── Records to process

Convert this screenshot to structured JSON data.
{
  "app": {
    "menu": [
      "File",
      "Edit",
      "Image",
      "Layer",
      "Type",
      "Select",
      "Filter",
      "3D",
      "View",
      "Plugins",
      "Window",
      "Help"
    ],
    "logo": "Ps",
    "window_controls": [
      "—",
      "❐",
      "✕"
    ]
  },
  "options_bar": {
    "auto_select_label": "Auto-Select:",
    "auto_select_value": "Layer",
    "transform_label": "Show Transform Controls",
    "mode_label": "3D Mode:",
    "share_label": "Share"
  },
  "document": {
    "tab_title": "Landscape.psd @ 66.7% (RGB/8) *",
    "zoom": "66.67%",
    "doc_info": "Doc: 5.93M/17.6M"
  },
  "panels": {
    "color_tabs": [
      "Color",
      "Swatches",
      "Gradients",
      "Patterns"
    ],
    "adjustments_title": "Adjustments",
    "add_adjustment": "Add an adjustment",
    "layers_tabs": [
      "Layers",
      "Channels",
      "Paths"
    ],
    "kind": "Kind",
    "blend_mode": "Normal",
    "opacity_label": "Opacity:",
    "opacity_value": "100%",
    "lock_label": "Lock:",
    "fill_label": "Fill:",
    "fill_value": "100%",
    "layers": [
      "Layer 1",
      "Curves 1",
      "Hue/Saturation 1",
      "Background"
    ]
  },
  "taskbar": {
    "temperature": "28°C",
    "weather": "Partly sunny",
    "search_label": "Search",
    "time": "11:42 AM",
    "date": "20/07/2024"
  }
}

────

Please quote every record above exactly as it appears.

#### Solution:
Convert this screenshot to structured JSON data.
{
  "app": {
    "menu": [
      "File",
      "Edit",
      "Image",
      "Layer",
      "Type",
      "Select",
      "Filter",
      "3D",
      "View",
      "Plugins",
      "Window",
      "Help"
    ],
    "logo": "Ps",
    "window_controls": [
      "—",
      "❐",
      "✕"
    ]
  },
  "options_bar": {
    "auto_select_label": "Auto-Select:",
    "auto_select_value": "Layer",
    "transform_label": "Show Transform Controls",
    "mode_label": "3D Mode:",
    "share_label": "Share"
  },
  "document": {
    "tab_title": "Landscape.psd @ 66.7% (RGB/8) *",
    "zoom": "66.67%",
    "doc_info": "Doc: 5.93M/17.6M"
  },
  "panels": {
    "color_tabs": [
      "Color",
      "Swatches",
      "Gradients",
      "Patterns"
    ],
    "adjustments_title": "Adjustments",
    "add_adjustment": "Add an adjustment",
    "layers_tabs": [
      "Layers",
      "Channels",
      "Paths"
    ],
    "kind": "Kind",
    "blend_mode": "Normal",
    "opacity_label": "Opacity:",
    "opacity_value": "100%",
    "lock_label": "Lock:",
    "fill_label": "Fill:",
    "fill_value": "100%",
    "layers": [
      "Layer 1",
      "Curves 1",
      "Hue/Saturation 1",
      "Background"
    ]
  },
  "taskbar": {
    "temperature": "28°C",
    "weather": "Partly sunny",
    "search_label": "Search",
    "time": "11:42 AM",
    "date": "20/07/2024"
  }
}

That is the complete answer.